■ **Exercise directions**
Copy every line with the string "TradingView" in it.

>> Begin Available records

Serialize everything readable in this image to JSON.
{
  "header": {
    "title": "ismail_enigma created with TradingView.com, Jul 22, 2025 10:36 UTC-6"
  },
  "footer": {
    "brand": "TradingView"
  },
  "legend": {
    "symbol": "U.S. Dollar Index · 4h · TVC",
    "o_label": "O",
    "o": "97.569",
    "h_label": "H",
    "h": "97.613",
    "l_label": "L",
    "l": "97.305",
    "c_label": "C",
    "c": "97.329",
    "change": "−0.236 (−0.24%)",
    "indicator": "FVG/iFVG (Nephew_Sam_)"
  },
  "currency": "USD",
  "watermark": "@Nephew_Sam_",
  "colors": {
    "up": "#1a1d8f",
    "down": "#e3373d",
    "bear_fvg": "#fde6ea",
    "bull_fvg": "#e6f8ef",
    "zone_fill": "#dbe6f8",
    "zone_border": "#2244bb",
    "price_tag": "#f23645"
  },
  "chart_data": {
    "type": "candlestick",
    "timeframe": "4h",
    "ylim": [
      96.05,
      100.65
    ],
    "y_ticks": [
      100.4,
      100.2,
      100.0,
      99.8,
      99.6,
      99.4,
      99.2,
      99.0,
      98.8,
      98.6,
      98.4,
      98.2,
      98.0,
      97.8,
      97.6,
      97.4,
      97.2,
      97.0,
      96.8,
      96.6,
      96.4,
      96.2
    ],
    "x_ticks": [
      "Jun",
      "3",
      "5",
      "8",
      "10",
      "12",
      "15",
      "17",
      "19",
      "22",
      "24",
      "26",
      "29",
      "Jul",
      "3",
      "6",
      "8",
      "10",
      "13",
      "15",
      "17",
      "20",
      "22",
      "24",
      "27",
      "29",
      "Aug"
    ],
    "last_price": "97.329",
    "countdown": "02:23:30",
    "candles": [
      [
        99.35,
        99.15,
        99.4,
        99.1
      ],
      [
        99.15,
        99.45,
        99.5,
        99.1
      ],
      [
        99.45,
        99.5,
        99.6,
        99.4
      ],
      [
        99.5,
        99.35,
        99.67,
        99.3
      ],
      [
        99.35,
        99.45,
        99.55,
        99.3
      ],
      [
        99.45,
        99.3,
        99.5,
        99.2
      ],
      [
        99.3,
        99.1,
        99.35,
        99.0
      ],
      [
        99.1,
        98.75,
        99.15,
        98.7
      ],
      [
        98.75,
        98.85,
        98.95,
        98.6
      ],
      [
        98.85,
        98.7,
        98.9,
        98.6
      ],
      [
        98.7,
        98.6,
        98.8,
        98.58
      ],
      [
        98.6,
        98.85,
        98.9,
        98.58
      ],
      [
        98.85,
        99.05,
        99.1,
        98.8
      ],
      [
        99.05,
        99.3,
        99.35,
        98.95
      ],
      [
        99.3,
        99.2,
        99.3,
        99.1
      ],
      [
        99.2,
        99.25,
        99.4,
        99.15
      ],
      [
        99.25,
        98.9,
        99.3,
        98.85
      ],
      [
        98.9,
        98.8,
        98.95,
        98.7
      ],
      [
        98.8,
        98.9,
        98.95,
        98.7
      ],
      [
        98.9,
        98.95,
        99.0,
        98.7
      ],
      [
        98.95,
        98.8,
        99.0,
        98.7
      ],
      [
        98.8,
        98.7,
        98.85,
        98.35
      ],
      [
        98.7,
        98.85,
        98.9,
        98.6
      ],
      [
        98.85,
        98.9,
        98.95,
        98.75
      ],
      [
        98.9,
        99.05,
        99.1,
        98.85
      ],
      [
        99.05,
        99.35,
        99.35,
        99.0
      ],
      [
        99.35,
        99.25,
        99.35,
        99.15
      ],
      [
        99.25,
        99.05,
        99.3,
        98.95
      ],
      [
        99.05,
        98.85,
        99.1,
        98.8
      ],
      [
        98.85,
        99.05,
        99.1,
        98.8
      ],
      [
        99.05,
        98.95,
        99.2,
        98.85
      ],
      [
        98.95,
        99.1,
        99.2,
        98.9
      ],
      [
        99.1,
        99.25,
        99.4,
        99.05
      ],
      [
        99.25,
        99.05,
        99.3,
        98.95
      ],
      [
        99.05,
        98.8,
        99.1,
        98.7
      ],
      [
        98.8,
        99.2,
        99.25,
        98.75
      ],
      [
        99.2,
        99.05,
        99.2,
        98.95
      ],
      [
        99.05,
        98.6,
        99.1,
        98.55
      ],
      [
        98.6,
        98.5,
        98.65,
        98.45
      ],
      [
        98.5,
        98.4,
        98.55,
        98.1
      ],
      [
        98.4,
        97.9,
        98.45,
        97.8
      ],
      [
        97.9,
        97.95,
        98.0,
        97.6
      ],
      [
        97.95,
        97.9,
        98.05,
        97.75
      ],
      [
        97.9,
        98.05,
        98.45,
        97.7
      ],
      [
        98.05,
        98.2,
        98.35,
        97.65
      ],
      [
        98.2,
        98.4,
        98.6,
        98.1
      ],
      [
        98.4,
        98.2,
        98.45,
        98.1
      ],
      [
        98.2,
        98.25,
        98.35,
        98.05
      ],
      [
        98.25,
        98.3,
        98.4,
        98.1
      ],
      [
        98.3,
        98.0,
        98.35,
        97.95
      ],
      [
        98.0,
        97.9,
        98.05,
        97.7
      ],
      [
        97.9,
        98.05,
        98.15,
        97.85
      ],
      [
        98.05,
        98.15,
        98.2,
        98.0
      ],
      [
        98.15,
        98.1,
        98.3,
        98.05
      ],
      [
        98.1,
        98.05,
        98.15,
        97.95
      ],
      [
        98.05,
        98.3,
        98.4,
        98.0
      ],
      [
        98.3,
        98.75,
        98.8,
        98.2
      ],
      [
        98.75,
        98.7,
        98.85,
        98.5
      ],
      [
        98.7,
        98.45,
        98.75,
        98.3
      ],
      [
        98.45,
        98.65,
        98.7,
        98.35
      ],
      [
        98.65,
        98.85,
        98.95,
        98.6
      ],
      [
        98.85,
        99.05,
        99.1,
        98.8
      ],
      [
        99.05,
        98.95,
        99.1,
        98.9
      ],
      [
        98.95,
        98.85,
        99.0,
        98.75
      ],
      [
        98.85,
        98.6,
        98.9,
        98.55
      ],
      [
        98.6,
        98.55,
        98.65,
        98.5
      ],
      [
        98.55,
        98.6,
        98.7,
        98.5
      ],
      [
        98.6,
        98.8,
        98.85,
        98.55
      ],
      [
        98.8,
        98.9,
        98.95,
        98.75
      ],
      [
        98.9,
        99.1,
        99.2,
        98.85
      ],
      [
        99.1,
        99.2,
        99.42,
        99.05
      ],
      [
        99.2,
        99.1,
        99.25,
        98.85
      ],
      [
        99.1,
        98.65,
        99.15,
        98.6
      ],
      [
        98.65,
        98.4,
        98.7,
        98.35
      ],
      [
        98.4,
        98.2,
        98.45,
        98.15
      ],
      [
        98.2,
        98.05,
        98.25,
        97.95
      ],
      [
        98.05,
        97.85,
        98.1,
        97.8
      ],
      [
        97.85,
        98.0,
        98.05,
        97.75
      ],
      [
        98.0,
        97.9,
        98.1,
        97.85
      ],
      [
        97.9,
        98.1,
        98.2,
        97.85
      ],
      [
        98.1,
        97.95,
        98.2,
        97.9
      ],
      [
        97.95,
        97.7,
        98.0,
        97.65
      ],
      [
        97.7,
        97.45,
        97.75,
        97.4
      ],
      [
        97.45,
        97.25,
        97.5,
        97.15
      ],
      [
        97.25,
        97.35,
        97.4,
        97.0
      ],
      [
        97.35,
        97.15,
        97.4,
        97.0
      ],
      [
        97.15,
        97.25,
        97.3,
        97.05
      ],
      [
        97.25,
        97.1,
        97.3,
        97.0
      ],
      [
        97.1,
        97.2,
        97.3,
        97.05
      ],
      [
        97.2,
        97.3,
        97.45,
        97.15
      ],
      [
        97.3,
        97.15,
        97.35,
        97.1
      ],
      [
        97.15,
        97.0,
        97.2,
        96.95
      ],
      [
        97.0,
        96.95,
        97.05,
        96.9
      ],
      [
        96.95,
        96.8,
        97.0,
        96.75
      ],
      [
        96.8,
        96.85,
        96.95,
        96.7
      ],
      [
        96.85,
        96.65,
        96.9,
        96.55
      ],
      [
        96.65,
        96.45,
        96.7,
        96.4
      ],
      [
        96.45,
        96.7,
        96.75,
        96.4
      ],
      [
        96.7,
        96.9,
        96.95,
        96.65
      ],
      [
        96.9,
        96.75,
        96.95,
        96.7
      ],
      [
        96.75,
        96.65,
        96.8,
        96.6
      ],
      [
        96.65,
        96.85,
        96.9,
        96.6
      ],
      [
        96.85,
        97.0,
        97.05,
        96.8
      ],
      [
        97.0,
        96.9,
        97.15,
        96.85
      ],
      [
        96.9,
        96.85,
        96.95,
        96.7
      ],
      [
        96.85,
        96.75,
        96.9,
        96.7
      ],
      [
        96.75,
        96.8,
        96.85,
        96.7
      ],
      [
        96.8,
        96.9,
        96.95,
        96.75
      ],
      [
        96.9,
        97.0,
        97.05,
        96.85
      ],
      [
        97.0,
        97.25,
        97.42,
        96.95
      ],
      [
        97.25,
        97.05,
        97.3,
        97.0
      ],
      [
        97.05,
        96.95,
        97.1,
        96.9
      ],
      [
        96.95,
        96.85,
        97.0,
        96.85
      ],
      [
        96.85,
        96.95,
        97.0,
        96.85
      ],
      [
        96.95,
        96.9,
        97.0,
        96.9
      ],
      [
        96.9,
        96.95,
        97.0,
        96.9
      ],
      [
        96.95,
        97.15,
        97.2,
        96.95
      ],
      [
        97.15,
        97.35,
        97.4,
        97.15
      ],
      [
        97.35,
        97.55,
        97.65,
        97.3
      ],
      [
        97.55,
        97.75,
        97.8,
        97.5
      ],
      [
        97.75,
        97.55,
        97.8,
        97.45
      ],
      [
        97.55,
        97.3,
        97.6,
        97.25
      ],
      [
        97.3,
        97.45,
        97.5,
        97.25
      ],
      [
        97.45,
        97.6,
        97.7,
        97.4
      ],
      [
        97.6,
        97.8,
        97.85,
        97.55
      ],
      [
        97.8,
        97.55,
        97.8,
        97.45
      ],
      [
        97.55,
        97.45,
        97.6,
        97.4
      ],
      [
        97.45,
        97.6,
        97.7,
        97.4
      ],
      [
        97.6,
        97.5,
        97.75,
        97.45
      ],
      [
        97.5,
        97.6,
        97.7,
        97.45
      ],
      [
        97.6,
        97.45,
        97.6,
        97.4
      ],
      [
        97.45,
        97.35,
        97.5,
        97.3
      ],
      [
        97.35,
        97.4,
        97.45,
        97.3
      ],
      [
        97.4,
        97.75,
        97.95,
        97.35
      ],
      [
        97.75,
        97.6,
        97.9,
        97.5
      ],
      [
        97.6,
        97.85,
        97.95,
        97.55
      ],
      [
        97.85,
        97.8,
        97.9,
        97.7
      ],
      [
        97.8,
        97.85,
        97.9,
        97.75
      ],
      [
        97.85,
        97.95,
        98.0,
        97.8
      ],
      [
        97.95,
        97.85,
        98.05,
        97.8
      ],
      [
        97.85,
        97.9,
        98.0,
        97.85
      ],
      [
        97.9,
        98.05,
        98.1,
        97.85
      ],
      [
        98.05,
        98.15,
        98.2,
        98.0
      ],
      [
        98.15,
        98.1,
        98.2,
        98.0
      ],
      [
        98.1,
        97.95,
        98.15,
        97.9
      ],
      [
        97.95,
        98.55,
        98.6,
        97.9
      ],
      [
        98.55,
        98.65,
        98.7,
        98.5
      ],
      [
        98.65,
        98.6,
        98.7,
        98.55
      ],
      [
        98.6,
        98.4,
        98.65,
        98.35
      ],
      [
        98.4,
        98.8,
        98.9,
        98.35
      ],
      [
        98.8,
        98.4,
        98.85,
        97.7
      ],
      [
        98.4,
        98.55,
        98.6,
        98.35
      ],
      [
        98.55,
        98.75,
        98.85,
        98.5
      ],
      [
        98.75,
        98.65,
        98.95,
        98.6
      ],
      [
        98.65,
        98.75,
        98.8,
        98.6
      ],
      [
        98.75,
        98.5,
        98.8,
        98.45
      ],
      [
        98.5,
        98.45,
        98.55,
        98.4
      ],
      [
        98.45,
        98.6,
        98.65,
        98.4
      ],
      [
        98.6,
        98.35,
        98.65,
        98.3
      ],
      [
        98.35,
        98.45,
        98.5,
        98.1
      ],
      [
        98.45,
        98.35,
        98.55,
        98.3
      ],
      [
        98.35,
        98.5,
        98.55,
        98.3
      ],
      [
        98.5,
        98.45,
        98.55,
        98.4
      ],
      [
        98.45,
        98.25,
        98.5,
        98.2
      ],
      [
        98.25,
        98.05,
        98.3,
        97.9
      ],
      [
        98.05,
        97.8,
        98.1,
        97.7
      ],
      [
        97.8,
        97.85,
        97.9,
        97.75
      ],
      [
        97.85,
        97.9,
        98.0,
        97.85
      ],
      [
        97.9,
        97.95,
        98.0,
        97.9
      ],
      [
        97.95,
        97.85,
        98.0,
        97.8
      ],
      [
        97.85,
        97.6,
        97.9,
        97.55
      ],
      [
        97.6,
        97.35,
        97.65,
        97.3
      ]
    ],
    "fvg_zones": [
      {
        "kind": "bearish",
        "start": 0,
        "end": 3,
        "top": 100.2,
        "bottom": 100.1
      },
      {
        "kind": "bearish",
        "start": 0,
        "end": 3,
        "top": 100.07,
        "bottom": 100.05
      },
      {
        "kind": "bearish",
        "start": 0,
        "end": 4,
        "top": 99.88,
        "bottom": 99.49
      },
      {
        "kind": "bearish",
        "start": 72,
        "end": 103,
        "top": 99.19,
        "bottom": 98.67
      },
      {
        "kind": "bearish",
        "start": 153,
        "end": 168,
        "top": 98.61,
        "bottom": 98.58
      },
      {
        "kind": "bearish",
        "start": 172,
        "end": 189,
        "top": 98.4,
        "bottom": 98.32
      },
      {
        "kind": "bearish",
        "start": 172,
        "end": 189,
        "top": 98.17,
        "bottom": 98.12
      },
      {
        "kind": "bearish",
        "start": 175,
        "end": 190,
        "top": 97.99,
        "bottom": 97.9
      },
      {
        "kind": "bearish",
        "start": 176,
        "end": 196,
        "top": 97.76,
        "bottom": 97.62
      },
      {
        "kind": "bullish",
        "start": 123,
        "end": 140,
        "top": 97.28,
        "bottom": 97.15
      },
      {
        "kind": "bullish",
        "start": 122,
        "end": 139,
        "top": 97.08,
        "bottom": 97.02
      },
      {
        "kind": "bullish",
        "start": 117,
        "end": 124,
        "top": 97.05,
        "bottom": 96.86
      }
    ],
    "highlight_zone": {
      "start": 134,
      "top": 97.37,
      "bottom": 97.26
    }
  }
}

>> End Available records

■ **Response for this exercise**
    "title": "ismail_enigma created with TradingView.com, Jul 22, 2025 10:36 UTC-6"
    "brand": "TradingView"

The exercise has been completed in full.